데이터셋에 수록된 항목

________________

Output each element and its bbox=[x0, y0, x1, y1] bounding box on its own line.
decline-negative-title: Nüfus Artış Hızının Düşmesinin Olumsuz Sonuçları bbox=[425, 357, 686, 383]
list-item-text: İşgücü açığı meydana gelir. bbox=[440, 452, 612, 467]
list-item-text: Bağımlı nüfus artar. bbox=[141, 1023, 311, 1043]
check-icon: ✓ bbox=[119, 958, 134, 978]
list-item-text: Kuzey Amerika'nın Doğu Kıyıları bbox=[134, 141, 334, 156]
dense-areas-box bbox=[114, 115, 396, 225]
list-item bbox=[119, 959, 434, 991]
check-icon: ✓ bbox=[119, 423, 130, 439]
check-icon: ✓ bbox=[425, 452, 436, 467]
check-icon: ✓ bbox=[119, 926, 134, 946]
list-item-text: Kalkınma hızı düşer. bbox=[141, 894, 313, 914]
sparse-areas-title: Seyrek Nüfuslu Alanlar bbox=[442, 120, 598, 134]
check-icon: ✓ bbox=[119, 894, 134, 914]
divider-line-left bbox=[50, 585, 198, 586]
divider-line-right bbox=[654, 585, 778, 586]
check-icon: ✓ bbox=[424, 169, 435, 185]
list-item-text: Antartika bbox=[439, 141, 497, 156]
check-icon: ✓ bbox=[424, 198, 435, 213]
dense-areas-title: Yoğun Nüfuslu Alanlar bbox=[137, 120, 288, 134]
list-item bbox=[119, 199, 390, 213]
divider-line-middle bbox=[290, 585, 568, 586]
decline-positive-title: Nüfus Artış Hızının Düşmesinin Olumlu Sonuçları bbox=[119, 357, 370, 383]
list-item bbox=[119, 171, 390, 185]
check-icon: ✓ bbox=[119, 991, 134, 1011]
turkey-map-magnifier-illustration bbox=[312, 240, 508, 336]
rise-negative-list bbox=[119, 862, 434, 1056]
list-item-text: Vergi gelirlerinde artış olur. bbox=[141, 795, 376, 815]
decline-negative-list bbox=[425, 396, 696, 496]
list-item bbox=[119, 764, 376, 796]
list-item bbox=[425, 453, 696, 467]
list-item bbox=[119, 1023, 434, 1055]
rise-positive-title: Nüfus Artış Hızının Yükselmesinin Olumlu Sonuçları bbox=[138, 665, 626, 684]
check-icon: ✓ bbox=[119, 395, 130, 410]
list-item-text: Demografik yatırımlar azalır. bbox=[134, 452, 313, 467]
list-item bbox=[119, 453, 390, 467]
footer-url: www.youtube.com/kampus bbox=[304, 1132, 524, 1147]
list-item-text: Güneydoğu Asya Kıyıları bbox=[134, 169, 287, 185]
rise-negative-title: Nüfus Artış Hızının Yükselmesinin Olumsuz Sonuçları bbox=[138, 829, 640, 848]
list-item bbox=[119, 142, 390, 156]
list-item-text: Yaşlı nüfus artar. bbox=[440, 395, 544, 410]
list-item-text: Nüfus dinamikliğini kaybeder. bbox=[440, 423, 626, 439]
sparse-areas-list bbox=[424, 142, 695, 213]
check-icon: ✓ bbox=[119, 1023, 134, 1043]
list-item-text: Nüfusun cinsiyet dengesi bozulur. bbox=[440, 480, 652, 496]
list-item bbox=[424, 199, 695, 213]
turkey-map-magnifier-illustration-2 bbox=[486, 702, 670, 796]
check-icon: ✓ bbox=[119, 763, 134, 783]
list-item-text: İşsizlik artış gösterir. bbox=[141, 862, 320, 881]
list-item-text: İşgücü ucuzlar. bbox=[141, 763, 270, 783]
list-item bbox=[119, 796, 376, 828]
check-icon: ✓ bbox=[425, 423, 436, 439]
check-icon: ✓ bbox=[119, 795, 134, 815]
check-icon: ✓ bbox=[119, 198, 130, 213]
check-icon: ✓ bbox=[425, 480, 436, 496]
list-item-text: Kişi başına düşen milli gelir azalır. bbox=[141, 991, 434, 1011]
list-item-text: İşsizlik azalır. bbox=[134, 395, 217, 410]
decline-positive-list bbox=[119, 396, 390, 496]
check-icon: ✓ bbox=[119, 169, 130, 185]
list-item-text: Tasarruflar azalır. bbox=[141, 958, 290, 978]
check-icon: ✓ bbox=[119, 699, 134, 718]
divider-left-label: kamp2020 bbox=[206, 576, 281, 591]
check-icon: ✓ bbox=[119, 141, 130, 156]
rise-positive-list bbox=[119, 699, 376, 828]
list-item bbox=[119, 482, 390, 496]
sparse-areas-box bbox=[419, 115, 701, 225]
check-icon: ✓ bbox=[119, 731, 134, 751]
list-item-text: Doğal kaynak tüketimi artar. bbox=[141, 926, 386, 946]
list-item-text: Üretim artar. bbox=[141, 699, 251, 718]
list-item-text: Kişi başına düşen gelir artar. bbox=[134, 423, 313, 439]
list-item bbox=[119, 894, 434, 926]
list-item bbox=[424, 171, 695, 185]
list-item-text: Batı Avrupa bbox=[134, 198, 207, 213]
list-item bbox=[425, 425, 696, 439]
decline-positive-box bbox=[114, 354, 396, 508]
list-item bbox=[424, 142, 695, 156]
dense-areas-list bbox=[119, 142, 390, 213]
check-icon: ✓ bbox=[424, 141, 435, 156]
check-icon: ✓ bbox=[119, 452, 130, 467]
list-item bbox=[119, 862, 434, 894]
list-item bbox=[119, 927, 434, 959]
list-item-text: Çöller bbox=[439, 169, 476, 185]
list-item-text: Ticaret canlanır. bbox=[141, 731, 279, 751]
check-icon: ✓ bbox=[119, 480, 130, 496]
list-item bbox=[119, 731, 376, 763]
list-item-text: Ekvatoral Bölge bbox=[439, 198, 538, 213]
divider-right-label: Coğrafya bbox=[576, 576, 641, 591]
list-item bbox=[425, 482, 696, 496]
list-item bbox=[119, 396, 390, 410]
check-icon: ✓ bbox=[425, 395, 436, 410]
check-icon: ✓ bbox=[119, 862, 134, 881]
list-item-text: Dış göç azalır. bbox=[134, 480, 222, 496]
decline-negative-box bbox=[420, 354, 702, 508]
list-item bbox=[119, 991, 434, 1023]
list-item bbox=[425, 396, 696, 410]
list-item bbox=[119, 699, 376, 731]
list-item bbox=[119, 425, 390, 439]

________________

## 주어진 과제:
위 레코드에 있는 줄을 모두 번호 목록으로 정리하되, 빈 줄은 빼세요.

## 과제 결과:
1. Output each element and its bbox=[x0, y0, x1, y1] bounding box on its own line.
2. decline-negative-title: Nüfus Artış Hızının Düşmesinin Olumsuz Sonuçları bbox=[425, 357, 686, 383]
3. list-item-text: İşgücü açığı meydana gelir. bbox=[440, 452, 612, 467]
4. list-item-text: Bağımlı nüfus artar. bbox=[141, 1023, 311, 1043]
5. check-icon: ✓ bbox=[119, 958, 134, 978]
6. list-item-text: Kuzey Amerika'nın Doğu Kıyıları bbox=[134, 141, 334, 156]
7. dense-areas-box bbox=[114, 115, 396, 225]
8. list-item bbox=[119, 959, 434, 991]
9. check-icon: ✓ bbox=[119, 423, 130, 439]
10. check-icon: ✓ bbox=[425, 452, 436, 467]
11. check-icon: ✓ bbox=[119, 926, 134, 946]
12. list-item-text: Kalkınma hızı düşer. bbox=[141, 894, 313, 914]
13. sparse-areas-title: Seyrek Nüfuslu Alanlar bbox=[442, 120, 598, 134]
14. check-icon: ✓ bbox=[119, 894, 134, 914]
15. divider-line-left bbox=[50, 585, 198, 586]
16. divider-line-right bbox=[654, 585, 778, 586]
17. check-icon: ✓ bbox=[424, 169, 435, 185]
18. list-item-text: Antartika bbox=[439, 141, 497, 156]
19. check-icon: ✓ bbox=[424, 198, 435, 213]
20. dense-areas-title: Yoğun Nüfuslu Alanlar bbox=[137, 120, 288, 134]
21. list-item bbox=[119, 199, 390, 213]
22. divider-line-middle bbox=[290, 585, 568, 586]
23. decline-positive-title: Nüfus Artış Hızının Düşmesinin Olumlu Sonuçları bbox=[119, 357, 370, 383]
24. list-item bbox=[119, 171, 390, 185]
25. check-icon: ✓ bbox=[119, 991, 134, 1011]
26. turkey-map-magnifier-illustration bbox=[312, 240, 508, 336]
27. rise-negative-list bbox=[119, 862, 434, 1056]
28. list-item-text: Vergi gelirlerinde artış olur. bbox=[141, 795, 376, 815]
29. decline-negative-list bbox=[425, 396, 696, 496]
30. list-item bbox=[119, 764, 376, 796]
31. list-item bbox=[425, 453, 696, 467]
32. list-item bbox=[119, 1023, 434, 1055]
33. rise-positive-title: Nüfus Artış Hızının Yükselmesinin Olumlu Sonuçları bbox=[138, 665, 626, 684]
34. check-icon: ✓ bbox=[119, 395, 130, 410]
35. list-item-text: Demografik yatırımlar azalır. bbox=[134, 452, 313, 467]
36. list-item bbox=[119, 453, 390, 467]
37. footer-url: www.youtube.com/kampus bbox=[304, 1132, 524, 1147]
38. list-item-text: Güneydoğu Asya Kıyıları bbox=[134, 169, 287, 185]
39. rise-negative-title: Nüfus Artış Hızının Yükselmesinin Olumsuz Sonuçları bbox=[138, 829, 640, 848]
40. list-item bbox=[119, 142, 390, 156]
41. list-item-text: Yaşlı nüfus artar. bbox=[440, 395, 544, 410]
42. list-item-text: Nüfus dinamikliğini kaybeder. bbox=[440, 423, 626, 439]
43. sparse-areas-list bbox=[424, 142, 695, 213]
44. check-icon: ✓ bbox=[119, 1023, 134, 1043]
45. list-item-text: Nüfusun cinsiyet dengesi bozulur. bbox=[440, 480, 652, 496]
46. list-item bbox=[424, 199, 695, 213]
47. turkey-map-magnifier-illustration-2 bbox=[486, 702, 670, 796]
48. check-icon: ✓ bbox=[119, 763, 134, 783]
49. list-item-text: İşsizlik artış gösterir. bbox=[141, 862, 320, 881]
50. list-item-text: İşgücü ucuzlar. bbox=[141, 763, 270, 783]
51. list-item bbox=[119, 796, 376, 828]
52. check-icon: ✓ bbox=[425, 423, 436, 439]
53. check-icon: ✓ bbox=[119, 795, 134, 815]
54. check-icon: ✓ bbox=[119, 198, 130, 213]
55. check-icon: ✓ bbox=[425, 480, 436, 496]
56. list-item-text: Kişi başına düşen milli gelir azalır. bbox=[141, 991, 434, 1011]
57. list-item-text: İşsizlik azalır. bbox=[134, 395, 217, 410]
58. decline-positive-list bbox=[119, 396, 390, 496]
59. check-icon: ✓ bbox=[119, 169, 130, 185]
60. list-item-text: Tasarruflar azalır. bbox=[141, 958, 290, 978]
61. check-icon: ✓ bbox=[119, 699, 134, 718]
62. divider-left-label: kamp2020 bbox=[206, 576, 281, 591]
63. check-icon: ✓ bbox=[119, 141, 130, 156]
64. rise-positive-list bbox=[119, 699, 376, 828]
65. list-item bbox=[119, 482, 390, 496]
66. sparse-areas-box bbox=[419, 115, 701, 225]
67. check-icon: ✓ bbox=[119, 731, 134, 751]
68. list-item-text: Doğal kaynak tüketimi artar. bbox=[141, 926, 386, 946]
69. list-item-text: Üretim artar. bbox=[141, 699, 251, 718]
70. list-item-text: Kişi başına düşen gelir artar. bbox=[134, 423, 313, 439]
71. list-item bbox=[119, 894, 434, 926]
72. list-item bbox=[424, 171, 695, 185]
73. list-item-text: Batı Avrupa bbox=[134, 198, 207, 213]
74. list-item bbox=[425, 425, 696, 439]
75. decline-positive-box bbox=[114, 354, 396, 508]
76. list-item bbox=[424, 142, 695, 156]
77. dense-areas-list bbox=[119, 142, 390, 213]
78. check-icon: ✓ bbox=[424, 141, 435, 156]
79. check-icon: ✓ bbox=[119, 452, 130, 467]
80. list-item bbox=[119, 862, 434, 894]
81. list-item bbox=[119, 927, 434, 959]
82. list-item-text: Çöller bbox=[439, 169, 476, 185]
83. list-item-text: Ticaret canlanır. bbox=[141, 731, 279, 751]
84. check-icon: ✓ bbox=[119, 480, 130, 496]
85. list-item bbox=[119, 731, 376, 763]
86. list-item-text: Ekvatoral Bölge bbox=[439, 198, 538, 213]
87. divider-right-label: Coğrafya bbox=[576, 576, 641, 591]
88. list-item bbox=[425, 482, 696, 496]
89. list-item bbox=[119, 396, 390, 410]
90. check-icon: ✓ bbox=[425, 395, 436, 410]
91. check-icon: ✓ bbox=[119, 862, 134, 881]
92. list-item-text: Dış göç azalır. bbox=[134, 480, 222, 496]
93. decline-negative-box bbox=[420, 354, 702, 508]
94. list-item bbox=[119, 991, 434, 1023]
95. list-item bbox=[425, 396, 696, 410]
96. list-item bbox=[119, 699, 376, 731]
97. list-item bbox=[119, 425, 390, 439]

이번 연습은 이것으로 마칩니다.